Data shown:
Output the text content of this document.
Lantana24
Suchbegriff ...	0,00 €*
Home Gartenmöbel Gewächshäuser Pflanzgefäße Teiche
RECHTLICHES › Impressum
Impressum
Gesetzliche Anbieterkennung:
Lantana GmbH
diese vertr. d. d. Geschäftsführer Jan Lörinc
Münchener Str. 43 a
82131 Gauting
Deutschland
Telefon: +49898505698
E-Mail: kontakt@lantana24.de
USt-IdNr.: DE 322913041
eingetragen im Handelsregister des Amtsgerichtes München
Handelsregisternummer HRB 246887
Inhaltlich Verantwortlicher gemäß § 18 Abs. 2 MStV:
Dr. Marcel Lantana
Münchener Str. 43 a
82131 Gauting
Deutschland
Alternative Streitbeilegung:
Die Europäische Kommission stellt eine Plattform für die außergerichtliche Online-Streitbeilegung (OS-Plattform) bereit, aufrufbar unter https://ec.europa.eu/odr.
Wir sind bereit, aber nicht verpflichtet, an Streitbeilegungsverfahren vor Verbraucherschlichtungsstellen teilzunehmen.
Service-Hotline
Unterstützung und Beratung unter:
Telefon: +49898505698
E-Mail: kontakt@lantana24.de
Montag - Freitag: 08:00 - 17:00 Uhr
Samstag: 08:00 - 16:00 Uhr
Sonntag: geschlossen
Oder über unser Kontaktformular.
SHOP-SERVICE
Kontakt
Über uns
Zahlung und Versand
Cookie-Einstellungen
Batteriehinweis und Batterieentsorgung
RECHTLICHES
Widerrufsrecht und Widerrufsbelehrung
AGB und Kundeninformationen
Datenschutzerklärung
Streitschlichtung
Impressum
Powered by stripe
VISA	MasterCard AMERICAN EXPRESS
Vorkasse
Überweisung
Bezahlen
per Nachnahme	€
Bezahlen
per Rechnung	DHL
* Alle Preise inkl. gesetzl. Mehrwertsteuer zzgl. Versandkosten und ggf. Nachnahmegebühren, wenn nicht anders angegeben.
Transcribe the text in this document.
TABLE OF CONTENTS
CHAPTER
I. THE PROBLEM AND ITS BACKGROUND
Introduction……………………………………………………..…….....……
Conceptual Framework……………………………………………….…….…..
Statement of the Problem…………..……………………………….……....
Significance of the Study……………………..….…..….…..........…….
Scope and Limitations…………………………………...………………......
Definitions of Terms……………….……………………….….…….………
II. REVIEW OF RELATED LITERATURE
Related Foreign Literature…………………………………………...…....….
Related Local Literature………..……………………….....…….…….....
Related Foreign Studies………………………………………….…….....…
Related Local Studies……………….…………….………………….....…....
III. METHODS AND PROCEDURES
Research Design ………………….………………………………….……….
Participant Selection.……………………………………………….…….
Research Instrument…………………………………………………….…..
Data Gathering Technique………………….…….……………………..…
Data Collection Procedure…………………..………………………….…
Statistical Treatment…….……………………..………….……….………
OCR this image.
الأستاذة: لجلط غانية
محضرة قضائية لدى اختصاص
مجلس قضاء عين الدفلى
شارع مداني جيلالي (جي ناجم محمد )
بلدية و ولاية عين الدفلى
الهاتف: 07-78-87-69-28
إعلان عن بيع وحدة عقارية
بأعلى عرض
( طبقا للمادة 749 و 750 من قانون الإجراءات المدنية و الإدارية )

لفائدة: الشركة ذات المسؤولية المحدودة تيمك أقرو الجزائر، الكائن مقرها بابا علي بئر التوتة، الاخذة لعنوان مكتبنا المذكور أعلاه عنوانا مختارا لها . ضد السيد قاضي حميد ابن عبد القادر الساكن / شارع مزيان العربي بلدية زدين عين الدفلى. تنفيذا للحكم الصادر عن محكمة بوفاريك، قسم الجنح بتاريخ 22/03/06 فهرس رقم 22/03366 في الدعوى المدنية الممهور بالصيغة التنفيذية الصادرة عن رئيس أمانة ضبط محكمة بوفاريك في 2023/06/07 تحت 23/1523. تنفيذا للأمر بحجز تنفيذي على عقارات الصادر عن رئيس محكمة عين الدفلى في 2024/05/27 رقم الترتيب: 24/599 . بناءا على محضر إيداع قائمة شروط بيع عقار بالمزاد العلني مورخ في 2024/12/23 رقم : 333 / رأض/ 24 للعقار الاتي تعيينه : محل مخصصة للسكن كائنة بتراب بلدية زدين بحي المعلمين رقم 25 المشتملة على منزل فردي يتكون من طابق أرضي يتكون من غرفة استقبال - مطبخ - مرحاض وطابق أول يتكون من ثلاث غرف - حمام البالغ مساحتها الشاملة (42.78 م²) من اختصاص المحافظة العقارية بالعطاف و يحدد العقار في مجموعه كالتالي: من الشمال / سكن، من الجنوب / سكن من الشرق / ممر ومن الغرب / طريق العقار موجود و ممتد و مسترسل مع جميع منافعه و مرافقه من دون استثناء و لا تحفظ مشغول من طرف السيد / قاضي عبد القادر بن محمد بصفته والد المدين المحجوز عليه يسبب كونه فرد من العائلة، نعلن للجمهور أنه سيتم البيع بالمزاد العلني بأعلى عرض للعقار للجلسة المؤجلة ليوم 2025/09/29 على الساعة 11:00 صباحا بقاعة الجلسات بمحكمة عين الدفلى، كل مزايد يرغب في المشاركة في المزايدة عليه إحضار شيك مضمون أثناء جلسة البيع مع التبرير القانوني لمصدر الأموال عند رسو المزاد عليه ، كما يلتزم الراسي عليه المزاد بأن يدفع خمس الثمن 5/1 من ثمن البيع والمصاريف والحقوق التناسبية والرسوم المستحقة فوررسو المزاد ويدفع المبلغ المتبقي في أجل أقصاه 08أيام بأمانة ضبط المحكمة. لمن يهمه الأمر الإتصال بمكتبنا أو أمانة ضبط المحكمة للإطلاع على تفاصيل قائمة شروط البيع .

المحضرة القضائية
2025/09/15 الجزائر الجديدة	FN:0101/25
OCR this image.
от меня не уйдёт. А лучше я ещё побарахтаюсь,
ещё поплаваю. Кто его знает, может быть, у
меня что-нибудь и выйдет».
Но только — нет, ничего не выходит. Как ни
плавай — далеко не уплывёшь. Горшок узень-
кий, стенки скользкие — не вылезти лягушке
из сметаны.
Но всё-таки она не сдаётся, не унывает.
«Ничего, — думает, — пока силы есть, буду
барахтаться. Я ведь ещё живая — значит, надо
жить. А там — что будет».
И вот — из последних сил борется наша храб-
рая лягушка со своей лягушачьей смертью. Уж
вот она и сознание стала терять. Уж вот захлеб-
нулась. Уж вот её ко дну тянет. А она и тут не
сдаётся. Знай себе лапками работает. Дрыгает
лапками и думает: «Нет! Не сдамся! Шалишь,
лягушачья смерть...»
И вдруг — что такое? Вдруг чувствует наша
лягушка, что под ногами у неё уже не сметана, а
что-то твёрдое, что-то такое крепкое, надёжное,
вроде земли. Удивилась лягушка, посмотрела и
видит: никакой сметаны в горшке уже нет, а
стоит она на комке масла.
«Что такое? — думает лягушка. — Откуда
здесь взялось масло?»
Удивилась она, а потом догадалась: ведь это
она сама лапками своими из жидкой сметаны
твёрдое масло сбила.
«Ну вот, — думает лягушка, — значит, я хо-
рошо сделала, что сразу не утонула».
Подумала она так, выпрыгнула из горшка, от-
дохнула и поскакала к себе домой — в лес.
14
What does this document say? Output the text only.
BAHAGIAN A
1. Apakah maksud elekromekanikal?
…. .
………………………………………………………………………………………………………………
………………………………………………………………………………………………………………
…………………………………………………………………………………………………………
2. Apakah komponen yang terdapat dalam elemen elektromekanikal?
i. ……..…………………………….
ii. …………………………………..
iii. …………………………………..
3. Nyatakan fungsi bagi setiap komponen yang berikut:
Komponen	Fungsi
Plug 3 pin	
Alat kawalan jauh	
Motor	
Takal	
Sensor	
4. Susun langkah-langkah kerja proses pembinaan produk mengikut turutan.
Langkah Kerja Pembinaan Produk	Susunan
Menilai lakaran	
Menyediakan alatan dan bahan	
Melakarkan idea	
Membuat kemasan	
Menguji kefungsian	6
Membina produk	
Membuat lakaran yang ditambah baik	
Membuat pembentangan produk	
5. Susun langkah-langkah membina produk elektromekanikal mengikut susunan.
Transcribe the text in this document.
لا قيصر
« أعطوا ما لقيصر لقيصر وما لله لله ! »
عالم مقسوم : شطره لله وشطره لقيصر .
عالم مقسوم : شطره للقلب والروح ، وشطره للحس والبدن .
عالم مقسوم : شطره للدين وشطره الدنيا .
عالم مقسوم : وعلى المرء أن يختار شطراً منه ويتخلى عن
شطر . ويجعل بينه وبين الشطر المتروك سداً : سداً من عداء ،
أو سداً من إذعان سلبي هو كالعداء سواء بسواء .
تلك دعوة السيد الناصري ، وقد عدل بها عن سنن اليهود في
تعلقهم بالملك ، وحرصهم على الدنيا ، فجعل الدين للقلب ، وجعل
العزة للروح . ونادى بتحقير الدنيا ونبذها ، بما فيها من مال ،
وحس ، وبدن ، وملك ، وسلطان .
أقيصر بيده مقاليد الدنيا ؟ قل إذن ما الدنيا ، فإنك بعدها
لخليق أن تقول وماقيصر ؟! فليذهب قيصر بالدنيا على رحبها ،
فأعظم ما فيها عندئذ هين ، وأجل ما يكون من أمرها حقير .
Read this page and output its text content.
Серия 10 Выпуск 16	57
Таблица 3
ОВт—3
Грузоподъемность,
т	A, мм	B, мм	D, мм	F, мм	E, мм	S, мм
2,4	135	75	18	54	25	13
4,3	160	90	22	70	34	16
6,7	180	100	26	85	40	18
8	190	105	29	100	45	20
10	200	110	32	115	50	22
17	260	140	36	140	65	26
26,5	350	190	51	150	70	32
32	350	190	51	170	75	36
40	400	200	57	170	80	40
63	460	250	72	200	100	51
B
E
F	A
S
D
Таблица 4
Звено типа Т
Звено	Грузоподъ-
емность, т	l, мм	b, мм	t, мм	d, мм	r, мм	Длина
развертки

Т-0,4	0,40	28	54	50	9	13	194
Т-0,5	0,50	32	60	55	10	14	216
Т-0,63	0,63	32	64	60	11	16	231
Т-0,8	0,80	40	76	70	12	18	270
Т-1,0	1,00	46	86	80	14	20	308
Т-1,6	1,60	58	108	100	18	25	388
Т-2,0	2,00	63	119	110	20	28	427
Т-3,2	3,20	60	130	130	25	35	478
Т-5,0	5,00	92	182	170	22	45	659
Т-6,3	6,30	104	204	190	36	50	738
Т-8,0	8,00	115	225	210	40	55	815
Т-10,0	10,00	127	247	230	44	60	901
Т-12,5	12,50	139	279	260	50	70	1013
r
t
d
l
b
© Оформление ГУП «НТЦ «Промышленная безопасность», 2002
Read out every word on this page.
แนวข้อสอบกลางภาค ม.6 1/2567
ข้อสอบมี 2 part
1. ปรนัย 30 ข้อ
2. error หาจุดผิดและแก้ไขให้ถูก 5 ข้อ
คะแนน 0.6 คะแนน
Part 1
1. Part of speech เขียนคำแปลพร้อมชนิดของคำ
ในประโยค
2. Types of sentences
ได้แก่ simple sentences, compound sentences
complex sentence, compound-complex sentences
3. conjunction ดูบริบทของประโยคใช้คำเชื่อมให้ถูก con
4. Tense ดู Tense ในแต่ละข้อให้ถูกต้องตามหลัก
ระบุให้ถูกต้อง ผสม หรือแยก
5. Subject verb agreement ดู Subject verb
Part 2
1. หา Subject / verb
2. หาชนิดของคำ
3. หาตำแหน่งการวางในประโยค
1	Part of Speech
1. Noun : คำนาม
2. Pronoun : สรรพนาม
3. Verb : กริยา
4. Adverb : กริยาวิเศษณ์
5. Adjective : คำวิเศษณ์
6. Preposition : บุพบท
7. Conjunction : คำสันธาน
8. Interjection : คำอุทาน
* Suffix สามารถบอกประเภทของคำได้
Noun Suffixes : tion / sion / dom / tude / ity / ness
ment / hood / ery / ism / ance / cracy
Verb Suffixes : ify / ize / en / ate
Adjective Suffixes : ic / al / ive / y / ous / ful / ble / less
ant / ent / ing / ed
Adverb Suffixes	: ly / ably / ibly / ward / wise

Aim: Each line that holds the word "Membuat" is to be copied.

Problem solution:
Membuat kemasan	
Membuat lakaran yang ditambah baik	
Membuat pembentangan produk	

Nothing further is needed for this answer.